**WHAT YOU SHOULD DO:**
Your task is to extract every entry that follows word for word while excluding the pictures.

Data items:
## start
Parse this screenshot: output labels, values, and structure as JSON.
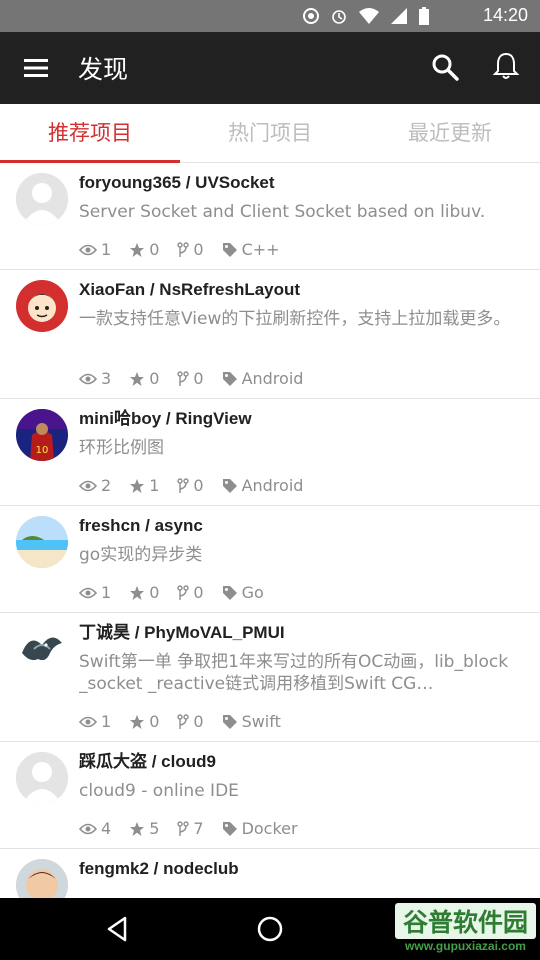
{
  "status_bar": {
    "time": "14:20"
  },
  "app_bar": {
    "title": "发现"
  },
  "tabs": [
    {
      "label": "推荐项目",
      "active": true
    },
    {
      "label": "热门项目",
      "active": false
    },
    {
      "label": "最近更新",
      "active": false
    }
  ],
  "repos": [
    {
      "title": "foryoung365 / UVSocket",
      "description": "Server Socket and Client Socket based on libuv.",
      "watchers": "1",
      "stars": "0",
      "forks": "0",
      "language": "C++",
      "avatar": "default-avatar"
    },
    {
      "title": "XiaoFan / NsRefreshLayout",
      "description": "一款支持任意View的下拉刷新控件，支持上拉加载更多。",
      "watchers": "3",
      "stars": "0",
      "forks": "0",
      "language": "Android",
      "avatar": "cartoon-avatar"
    },
    {
      "title": "mini哈boy / RingView",
      "description": "环形比例图",
      "watchers": "2",
      "stars": "1",
      "forks": "0",
      "language": "Android",
      "avatar": "football-avatar"
    },
    {
      "title": "freshcn / async",
      "description": "go实现的异步类",
      "watchers": "1",
      "stars": "0",
      "forks": "0",
      "language": "Go",
      "avatar": "beach-avatar"
    },
    {
      "title": "丁诚昊 / PhyMoVAL_PMUI",
      "description": "Swift第一单 争取把1年来写过的所有OC动画，lib_block _socket _reactive链式调用移植到Swift CG…",
      "watchers": "1",
      "stars": "0",
      "forks": "0",
      "language": "Swift",
      "avatar": "dragon-avatar"
    },
    {
      "title": "踩瓜大盗 / cloud9",
      "description": "cloud9 - online IDE",
      "watchers": "4",
      "stars": "5",
      "forks": "7",
      "language": "Docker",
      "avatar": "default-avatar"
    },
    {
      "title": "fengmk2 / nodeclub",
      "description": "",
      "watchers": "",
      "stars": "",
      "forks": "",
      "language": "",
      "avatar": "photo-avatar"
    }
  ],
  "watermark": {
    "title": "谷普软件园",
    "url": "www.gupuxiazai.com"
  },
  "colors": {
    "accent": "#d32f2f",
    "appbar": "#212121",
    "statusbar": "#757575"
  }
}
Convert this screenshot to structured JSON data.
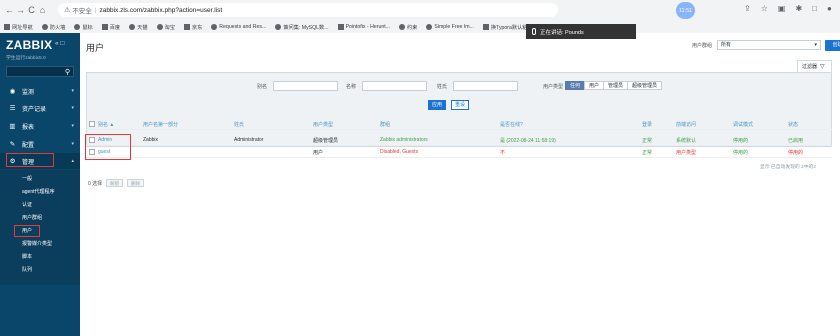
{
  "browser": {
    "url_not_secure": "不安全",
    "url": "zabbix.zls.com/zabbix.php?action=user.list",
    "time_badge": "11:51",
    "bookmarks": [
      "网址导航",
      "防火墙",
      "鼠标",
      "百度",
      "天猫",
      "淘宝",
      "京东",
      "Requests and Res...",
      "策问集: MySQL数...",
      "Pointofix - Herunt...",
      "约束",
      "Simple Free Im...",
      "换Typora默认粘...",
      "教你图片",
      "Sakurairo - 精致唯..."
    ],
    "toast_text": "正在讲话: Pounds"
  },
  "sidebar": {
    "logo": "ZABBIX",
    "collapse": "«  □",
    "subtitle": "学生运行zabbix5.0",
    "menu": [
      {
        "label": "监测",
        "icon": "eye-icon"
      },
      {
        "label": "资产记录",
        "icon": "list-icon"
      },
      {
        "label": "报表",
        "icon": "chart-icon"
      },
      {
        "label": "配置",
        "icon": "wrench-icon"
      },
      {
        "label": "管理",
        "icon": "gear-icon"
      }
    ],
    "admin_sub": [
      "一般",
      "agent代理程序",
      "认证",
      "用户群组",
      "用户",
      "报警媒介类型",
      "脚本",
      "队列"
    ]
  },
  "header": {
    "title": "用户",
    "group_filter_label": "用户群组",
    "group_filter_value": "所有",
    "create_button": "创建用户",
    "filter_tab": "过滤器"
  },
  "filter": {
    "alias_label": "别名",
    "name_label": "名称",
    "surname_label": "姓氏",
    "usertype_label": "用户类型",
    "usertypes": [
      "任何",
      "用户",
      "管理员",
      "超级管理员"
    ],
    "apply": "应用",
    "reset": "重设"
  },
  "table": {
    "headers": [
      "别名 ▲",
      "用户名第一部分",
      "姓氏",
      "用户类型",
      "群组",
      "是否在线?",
      "登录",
      "前端访问",
      "调试模式",
      "状态"
    ],
    "rows": [
      {
        "alias": "Admin",
        "name": "Zabbix",
        "surname": "Administrator",
        "type": "超级管理员",
        "groups": "Zabbix administrators",
        "online": "是 (2022-08-24 11:58:19)",
        "login": "正常",
        "frontend": "系统默认",
        "debug": "停用的",
        "status": "已启用"
      },
      {
        "alias": "guest",
        "name": "",
        "surname": "",
        "type": "用户",
        "groups": "Disabled, Guests",
        "online": "不",
        "login": "正常",
        "frontend": "用户类型",
        "debug": "停用的",
        "status": "停用的"
      }
    ],
    "displaying": "显示 已自动发现的 2中的2",
    "selected": "0 选择",
    "unblock": "解锁",
    "delete": "删除"
  },
  "colors": {
    "sidebar_bg": "#0a466a",
    "accent_blue": "#1a73d0",
    "link_blue": "#4796c4",
    "red": "#e53935",
    "green": "#429e47"
  }
}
## end
**TASK RESPONSE:**
Parse this screenshot: output labels, values, and structure as JSON.
{
  "status_bar": {
    "time": "14:20"
  },
  "app_bar": {
    "title": "发现"
  },
  "tabs": [
    {
      "label": "推荐项目",
      "active": true
    },
    {
      "label": "热门项目",
      "active": false
    },
    {
      "label": "最近更新",
      "active": false
    }
  ],
  "repos": [
    {
      "title": "foryoung365 / UVSocket",
      "description": "Server Socket and Client Socket based on libuv.",
      "watchers": "1",
      "stars": "0",
      "forks": "0",
      "language": "C++",
      "avatar": "default-avatar"
    },
    {
      "title": "XiaoFan / NsRefreshLayout",
      "description": "一款支持任意View的下拉刷新控件，支持上拉加载更多。",
      "watchers": "3",
      "stars": "0",
      "forks": "0",
      "language": "Android",
      "avatar": "cartoon-avatar"
    },
    {
      "title": "mini哈boy / RingView",
      "description": "环形比例图",
      "watchers": "2",
      "stars": "1",
      "forks": "0",
      "language": "Android",
      "avatar": "football-avatar"
    },
    {
      "title": "freshcn / async",
      "description": "go实现的异步类",
      "watchers": "1",
      "stars": "0",
      "forks": "0",
      "language": "Go",
      "avatar": "beach-avatar"
    },
    {
      "title": "丁诚昊 / PhyMoVAL_PMUI",
      "description": "Swift第一单 争取把1年来写过的所有OC动画，lib_block _socket _reactive链式调用移植到Swift CG…",
      "watchers": "1",
      "stars": "0",
      "forks": "0",
      "language": "Swift",
      "avatar": "dragon-avatar"
    },
    {
      "title": "踩瓜大盗 / cloud9",
      "description": "cloud9 - online IDE",
      "watchers": "4",
      "stars": "5",
      "forks": "7",
      "language": "Docker",
      "avatar": "default-avatar"
    },
    {
      "title": "fengmk2 / nodeclub",
      "description": "",
      "watchers": "",
      "stars": "",
      "forks": "",
      "language": "",
      "avatar": "photo-avatar"
    }
  ],
  "watermark": {
    "title": "谷普软件园",
    "url": "www.gupuxiazai.com"
  },
  "colors": {
    "accent": "#d32f2f",
    "appbar": "#212121",
    "statusbar": "#757575"
  }
}
Convert this screenshot to structured JSON data.
{
  "browser": {
    "url_not_secure": "不安全",
    "url": "zabbix.zls.com/zabbix.php?action=user.list",
    "time_badge": "11:51",
    "bookmarks": [
      "网址导航",
      "防火墙",
      "鼠标",
      "百度",
      "天猫",
      "淘宝",
      "京东",
      "Requests and Res...",
      "策问集: MySQL数...",
      "Pointofix - Herunt...",
      "约束",
      "Simple Free Im...",
      "换Typora默认粘...",
      "教你图片",
      "Sakurairo - 精致唯..."
    ],
    "toast_text": "正在讲话: Pounds"
  },
  "sidebar": {
    "logo": "ZABBIX",
    "collapse": "«  □",
    "subtitle": "学生运行zabbix5.0",
    "menu": [
      {
        "label": "监测",
        "icon": "eye-icon"
      },
      {
        "label": "资产记录",
        "icon": "list-icon"
      },
      {
        "label": "报表",
        "icon": "chart-icon"
      },
      {
        "label": "配置",
        "icon": "wrench-icon"
      },
      {
        "label": "管理",
        "icon": "gear-icon"
      }
    ],
    "admin_sub": [
      "一般",
      "agent代理程序",
      "认证",
      "用户群组",
      "用户",
      "报警媒介类型",
      "脚本",
      "队列"
    ]
  },
  "header": {
    "title": "用户",
    "group_filter_label": "用户群组",
    "group_filter_value": "所有",
    "create_button": "创建用户",
    "filter_tab": "过滤器"
  },
  "filter": {
    "alias_label": "别名",
    "name_label": "名称",
    "surname_label": "姓氏",
    "usertype_label": "用户类型",
    "usertypes": [
      "任何",
      "用户",
      "管理员",
      "超级管理员"
    ],
    "apply": "应用",
    "reset": "重设"
  },
  "table": {
    "headers": [
      "别名 ▲",
      "用户名第一部分",
      "姓氏",
      "用户类型",
      "群组",
      "是否在线?",
      "登录",
      "前端访问",
      "调试模式",
      "状态"
    ],
    "rows": [
      {
        "alias": "Admin",
        "name": "Zabbix",
        "surname": "Administrator",
        "type": "超级管理员",
        "groups": "Zabbix administrators",
        "online": "是 (2022-08-24 11:58:19)",
        "login": "正常",
        "frontend": "系统默认",
        "debug": "停用的",
        "status": "已启用"
      },
      {
        "alias": "guest",
        "name": "",
        "surname": "",
        "type": "用户",
        "groups": "Disabled, Guests",
        "online": "不",
        "login": "正常",
        "frontend": "用户类型",
        "debug": "停用的",
        "status": "停用的"
      }
    ],
    "displaying": "显示 已自动发现的 2中的2",
    "selected": "0 选择",
    "unblock": "解锁",
    "delete": "删除"
  },
  "colors": {
    "sidebar_bg": "#0a466a",
    "accent_blue": "#1a73d0",
    "link_blue": "#4796c4",
    "red": "#e53935",
    "green": "#429e47"
  }
}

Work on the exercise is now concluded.